-- Extracted data entries --
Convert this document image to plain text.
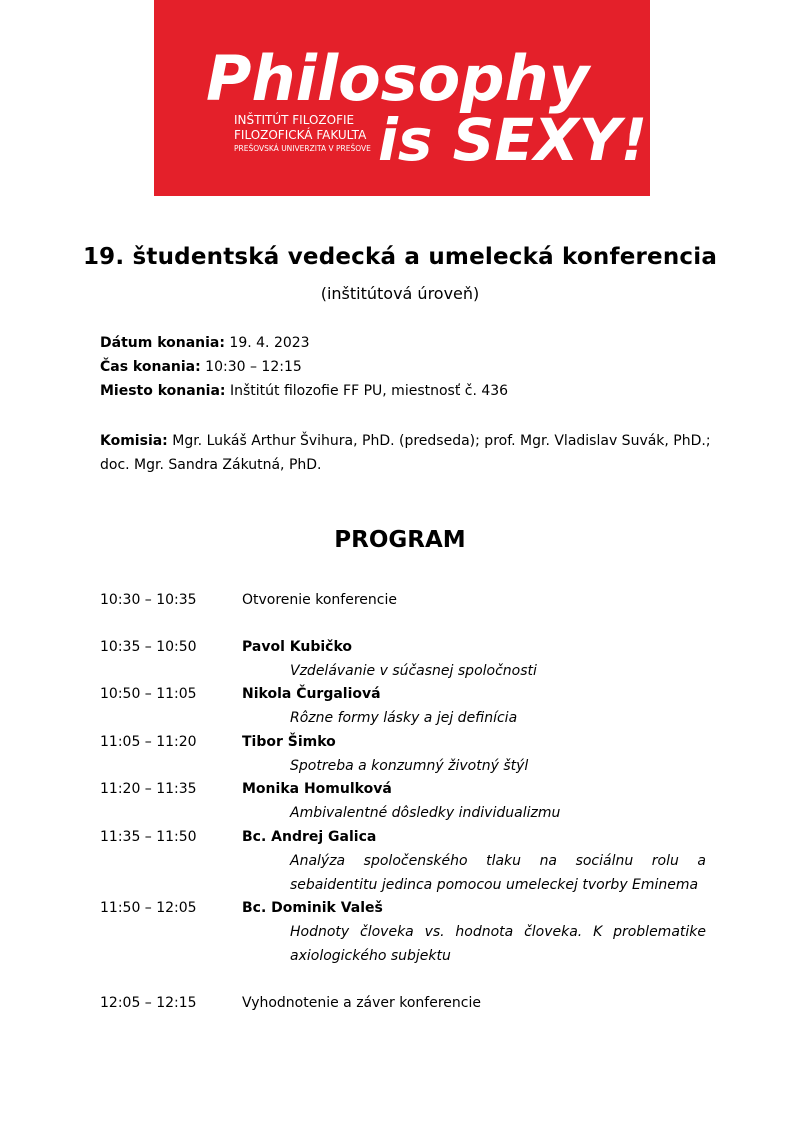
Philosophy
is SEXY!
INŠTITÚT FILOZOFIE
FILOZOFICKÁ FAKULTA
PREŠOVSKÁ UNIVERZITA V PREŠOVE
19. študentská vedecká a umelecká konferencia
(inštitútová úroveň)
Dátum konania: 19. 4. 2023
Čas konania: 10:30 – 12:15
Miesto konania: Inštitút filozofie FF PU, miestnosť č. 436
Komisia: Mgr. Lukáš Arthur Švihura, PhD. (predseda); prof. Mgr. Vladislav Suvák, PhD.; doc. Mgr. Sandra Zákutná, PhD.
PROGRAM
10:30 – 10:35	Otvorenie konferencie
10:35 – 10:50	Pavol Kubičko
Vzdelávanie v súčasnej spoločnosti
10:50 – 11:05	Nikola Čurgaliová
Rôzne formy lásky a jej definícia
11:05 – 11:20	Tibor Šimko
Spotreba a konzumný životný štýl
11:20 – 11:35	Monika Homulková
Ambivalentné dôsledky individualizmu
11:35 – 11:50	Bc. Andrej Galica
Analýza spoločenského tlaku na sociálnu rolu a sebaidentitu jedinca pomocou umeleckej tvorby Eminema
11:50 – 12:05	Bc. Dominik Valeš
Hodnoty človeka vs. hodnota človeka. K problematike axiologického subjektu
12:05 – 12:15	Vyhodnotenie a záver konferencie
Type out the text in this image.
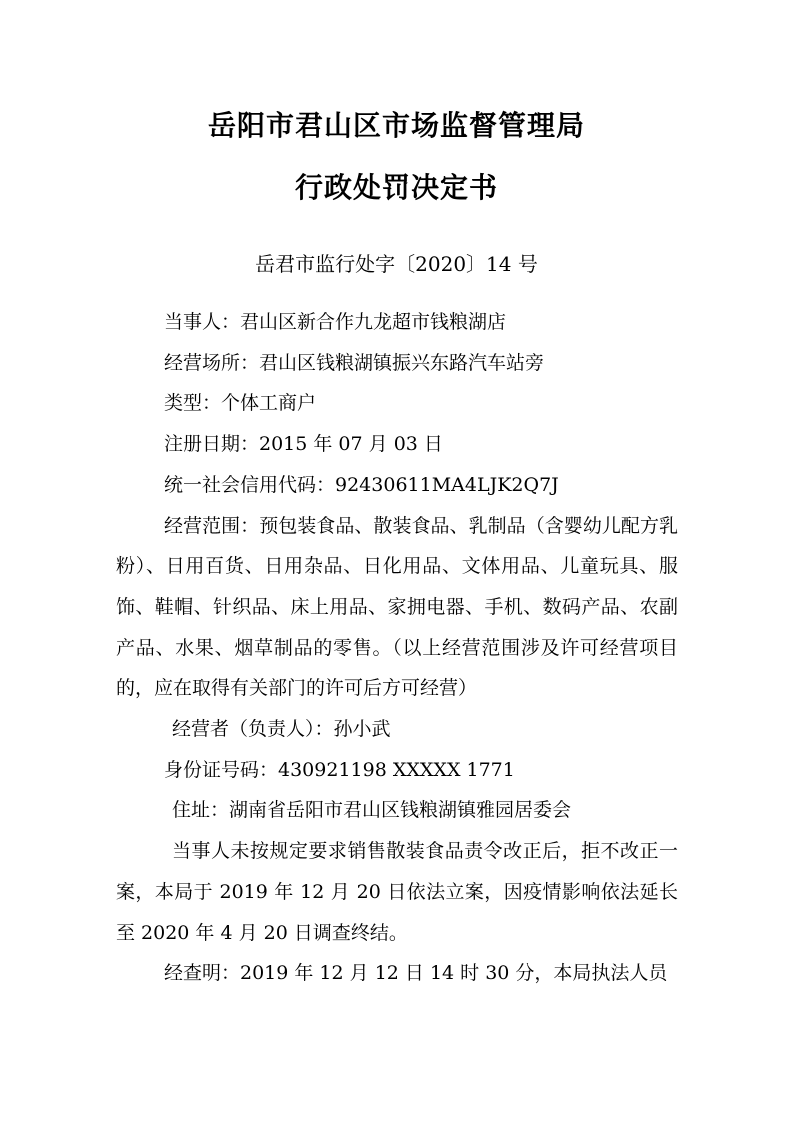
岳阳市君山区市场监督管理局
行政处罚决定书
岳君市监行处字〔2020〕14 号

当事人：君山区新合作九龙超市钱粮湖店

经营场所：君山区钱粮湖镇振兴东路汽车站旁

类型：个体工商户

注册日期：2015 年 07 月 03 日

统一社会信用代码：92430611MA4LJK2Q7J

经营范围：预包装食品、散装食品、乳制品（含婴幼儿配方乳粉）、日用百货、日用杂品、日化用品、文体用品、儿童玩具、服饰、鞋帽、针织品、床上用品、家拥电器、手机、数码产品、农副产品、水果、烟草制品的零售。（以上经营范围涉及许可经营项目的，应在取得有关部门的许可后方可经营）

经营者（负责人）：孙小武

身份证号码：430921198 XXXXX 1771

住址：湖南省岳阳市君山区钱粮湖镇雅园居委会

当事人未按规定要求销售散装食品责令改正后，拒不改正一案，本局于 2019 年 12 月 20 日依法立案，因疫情影响依法延长至 2020 年 4 月 20 日调查终结。

经查明：2019 年 12 月 12 日 14 时 30 分，本局执法人员
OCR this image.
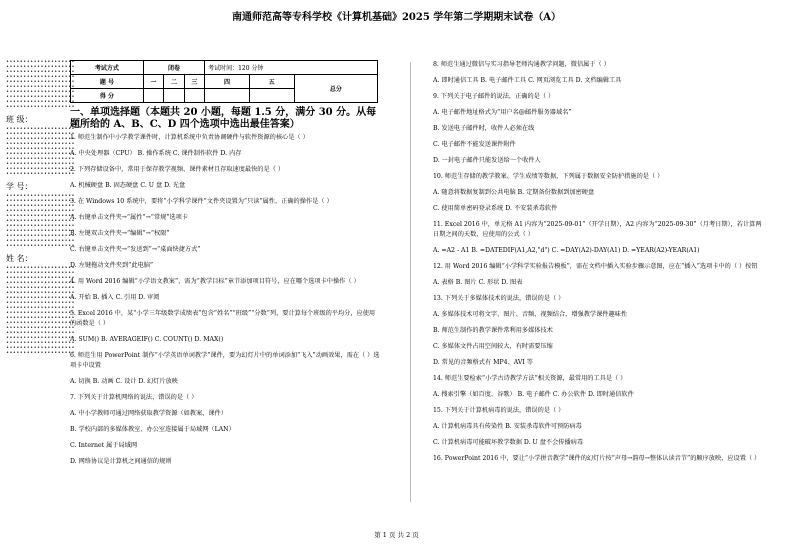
南通师范高等专科学校《计算机基础》2025 学年第二学期期末试卷（A）
••••••••••••••••••••
••••••••••••••••••••
••••••••••••••••••••
••••••••••••••••••••
••••••••••••••••••••
••••••••••••••••••••
••••••••••••••••••••
••••••••••••••••••••
••••••••••••••••••••
••••••••••••••••••••
班 级：
••••••••••••••••••••
••••••••••••••••••••
••••••••••••••••••••
••••••••••••••••••••
••••••••••••••••••••
••••••••••••••••••••
••••••••••••••••••••
••••••••••••••••••••
••••••••••••••••••••
••••••••••••••••••••
学 号：
••••••••••••••••••••
••••••••••••••••••••
••••••••••••••••••••
••••••••••••••••••••
••••••••••••••••••••
••••••••••••••••••••
••••••••••••••••••••
••••••••••••••••••••
••••••••••••••••••••
••••••••••••••••••••
••••••••••••••••••••
姓 名：
••••••••••••••••••••
••••••••••••••••••••
••••••••••••••••••••
••••••••••••••••••••
••••••••••••••••••••
••••••••••••••••••••
••••••••••••••••••••
••••••••••••••••••••
••••••••••••••••••••
••••••••••••••••••••
••••••••••••••••••••
••••••••••••••••••••
••••••••••••••••••••
••••••••••••••••••••
••••••••••••••••••••
••••••••••••••••••••
••••••••••••••••••••
••••••••••••••••••••
考试方式	闭卷			考试时间：120 分钟		
题 号	一	二	三	四	五	总分
得 分						
一、单项选择题（本题共 20 小题，每题 1.5 分，满分 30 分。从每题所给的 A、B、C、D 四个选项中选出最佳答案）
1. 师范生制作中小学教学课件时，计算机系统中负责协调硬件与软件资源的核心是（ ）
A. 中央处理器（CPU） B. 操作系统 C. 课件制作软件 D. 内存
2. 下列存储设备中，常用于保存教学视频、课件素材且存取速度最快的是（ ）
A. 机械硬盘 B. 固态硬盘 C. U 盘 D. 光盘
3. 在 Windows 10 系统中，要将“小学科学课件”文件夹设置为“只读”属性，正确的操作是（ ）
A. 右键单击文件夹→“属性”→“常规”选项卡
B. 左键双击文件夹→“编辑”→“权限”
C. 右键单击文件夹→“发送到”→“桌面快捷方式”
D. 左键拖动文件夹到“此电脑”
4. 用 Word 2016 编辑“小学语文教案”，需为“教学目标”章节添加项目符号，应在哪个选项卡中操作（ ）
A. 开始 B. 插入 C. 引用 D. 审阅
5. Excel 2016 中，某“小学三年级数学成绩表”包含“姓名”“班级”“分数”列，要计算每个班级的平均分，应使用的函数是（ ）
A. SUM() B. AVERAGEIF() C. COUNT() D. MAX()
6. 师范生用 PowerPoint 制作“小学英语单词教学”课件，要为幻灯片中的单词添加“飞入”动画效果，需在（ ）选项卡中设置
A. 切换 B. 动画 C. 设计 D. 幻灯片放映
7. 下列关于计算机网络的说法，错误的是（ ）
A. 中小学教师可通过网络获取教学资源（如教案、课件）
B. 学校内部的多媒体教室、办公室连接属于局域网（LAN）
C. Internet 属于局域网
D. 网络协议是计算机之间通信的规则
8. 师范生通过微信与实习指导老师沟通教学问题，微信属于（ ）
A. 即时通信工具 B. 电子邮件工具 C. 网页浏览工具 D. 文档编辑工具
9. 下列关于电子邮件的说法，正确的是（ ）
A. 电子邮件地址格式为“用户名@邮件服务器域名”
B. 发送电子邮件时，收件人必须在线
C. 电子邮件不能发送课件附件
D. 一封电子邮件只能发送给一个收件人
10. 师范生存储的教学教案、学生成绩等数据，下列属于数据安全防护措施的是（ ）
A. 随意将数据复制到公共电脑 B. 定期备份数据到加密硬盘
C. 使用简单密码登录系统 D. 不安装杀毒软件
11. Excel 2016 中，单元格 A1 内容为“2025-09-01”（开学日期），A2 内容为“2025-09-30”（月考日期），若计算两日期之间的天数，应使用的公式（ ）
A. =A2 - A1 B. =DATEDIF(A1,A2,"d") C. =DAY(A2)-DAY(A1) D. =YEAR(A2)-YEAR(A1)
12. 用 Word 2016 编辑“小学科学实验报告模板”，需在文档中插入实验步骤示意图，应在“插入”选项卡中的（ ）按钮
A. 表格 B. 图片 C. 形状 D. 图表
13. 下列关于多媒体技术的说法，错误的是（ ）
A. 多媒体技术可将文字、图片、音频、视频结合，增强教学课件趣味性
B. 师范生制作的教学课件常利用多媒体技术
C. 多媒体文件占用空间较大，有时需要压缩
D. 常见的音频格式有 MP4、AVI 等
14. 师范生要检索“小学古诗教学方法”相关资源，最常用的工具是（ ）
A. 搜索引擎（如百度、谷歌） B. 电子邮件 C. 办公软件 D. 即时通信软件
15. 下列关于计算机病毒的说法，错误的是（ ）
A. 计算机病毒具有传染性 B. 安装杀毒软件可预防病毒
C. 计算机病毒可能破坏教学数据 D. U 盘不会传播病毒
16. PowerPoint 2016 中，要让“小学拼音教学”课件的幻灯片按“声母→韵母→整体认读音节”的顺序放映，应设置（ ）
第 1 页 共 2 页
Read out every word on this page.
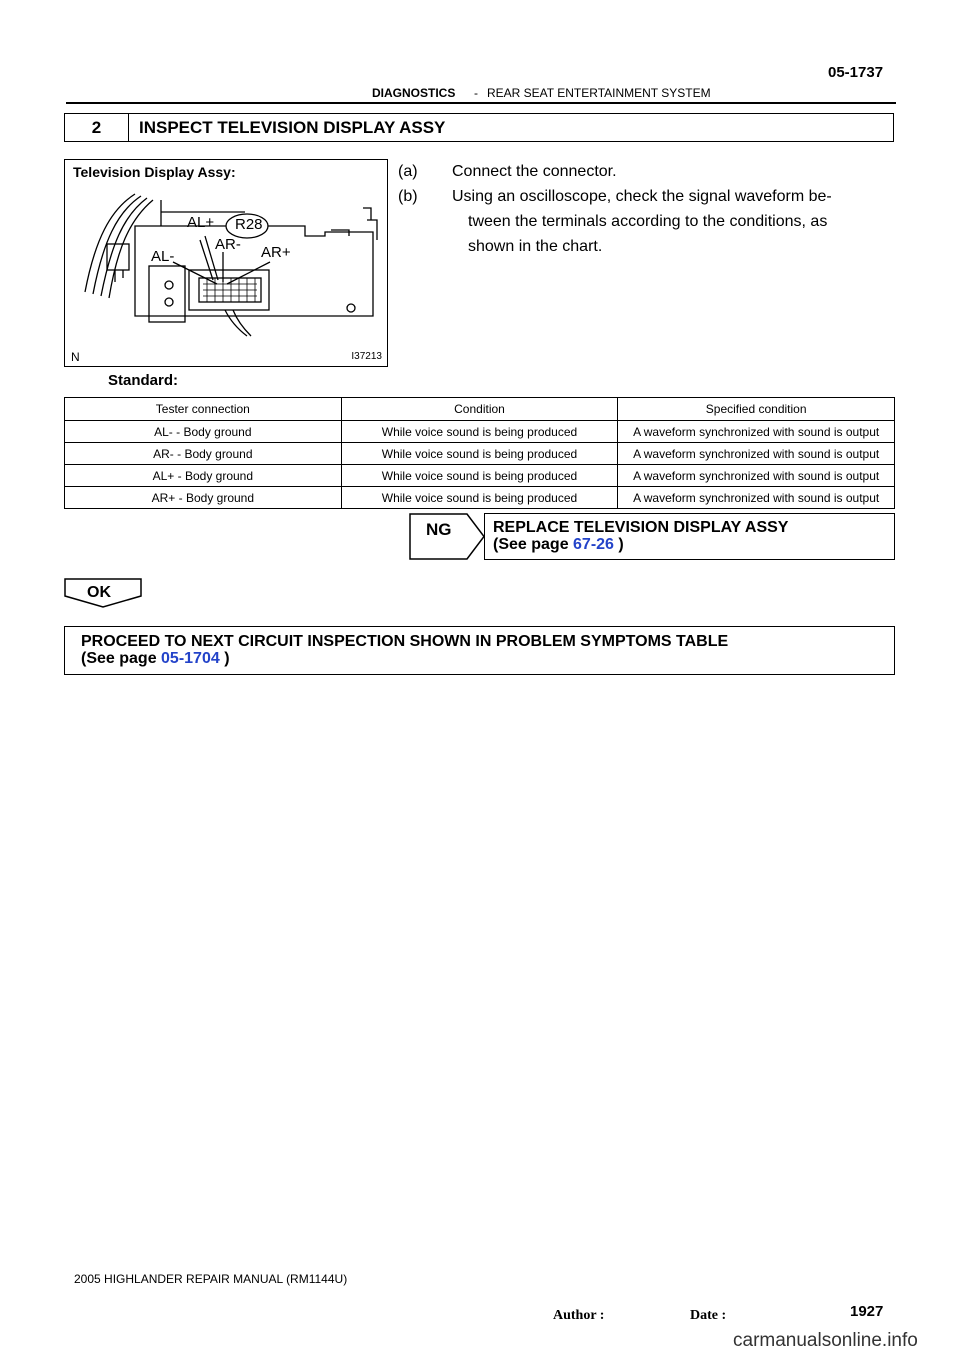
05-1737
DIAGNOSTICS - REAR SEAT ENTERTAINMENT SYSTEM
2	INSPECT TELEVISION DISPLAY ASSY
Television Display Assy:
R28
AL+
AR-
AL-	AR+
N	I37213
(a) Connect the connector.
(b) Using an oscilloscope, check the signal waveform be-
tween the terminals according to the conditions, as
shown in the chart.
Standard:
Tester connection	Condition	Specified condition
AL- - Body ground	While voice sound is being produced	A waveform synchronized with sound is output
AR- - Body ground	While voice sound is being produced	A waveform synchronized with sound is output
AL+ - Body ground	While voice sound is being produced	A waveform synchronized with sound is output
AR+ - Body ground	While voice sound is being produced	A waveform synchronized with sound is output
NG	REPLACE TELEVISION DISPLAY ASSY
(See page 67-26 )
OK
PROCEED TO NEXT CIRCUIT INSPECTION SHOWN IN PROBLEM SYMPTOMS TABLE
(See page 05-1704 )
2005 HIGHLANDER REPAIR MANUAL (RM1144U)
Author :	Date :	1927
carmanualsonline.info
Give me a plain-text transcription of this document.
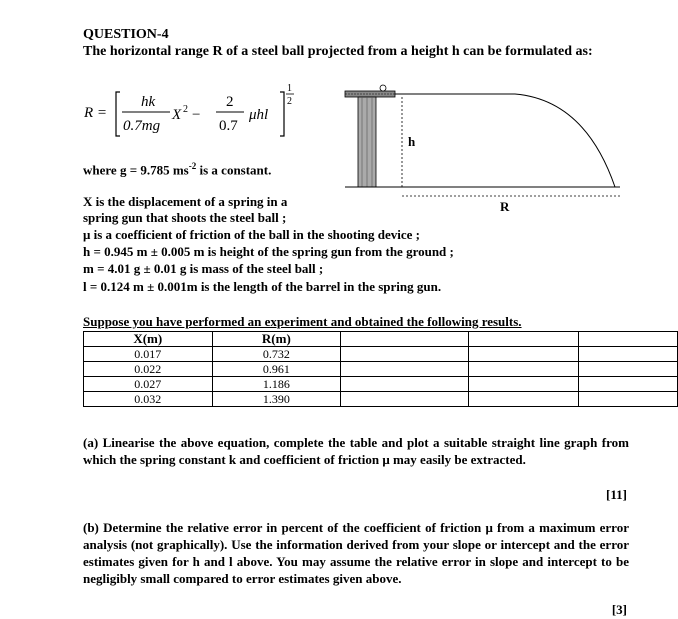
QUESTION-4
The horizontal range R of a steel ball projected from a height h can be formulated as:
R =
hk
0.7mg
X 2 −
2
0.7
μhl
1
2
h
R
where g = 9.785 $ms^{-2}$ is a constant.
X is the displacement of a spring in a
spring gun that shoots the steel ball ;
μ is a coefficient of friction of the ball in the shooting device ;
h = 0.945 m ± 0.005 m is height of the spring gun from the ground ;
m = 4.01 g ± 0.01 g is mass of the steel ball ;
l = 0.124 m ± 0.001m is the length of the barrel in the spring gun.
Suppose you have performed an experiment and obtained the following results.
X(m)	R(m)			
0.017	0.732			
0.022	0.961			
0.027	1.186			
0.032	1.390			
(a) Linearise the above equation, complete the table and plot a suitable straight line graph from which the spring constant k and coefficient of friction μ may easily be extracted.
[11]
(b) Determine the relative error in percent of the coefficient of friction μ from a maximum error analysis (not graphically). Use the information derived from your slope or intercept and the error estimates given for h and l above. You may assume the relative error in slope and intercept to be negligibly small compared to error estimates given above.
[3]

-- SHORT TASK --
Report the number of lines above containing the word "konania", with no other text.

-- TASK RESULT --
3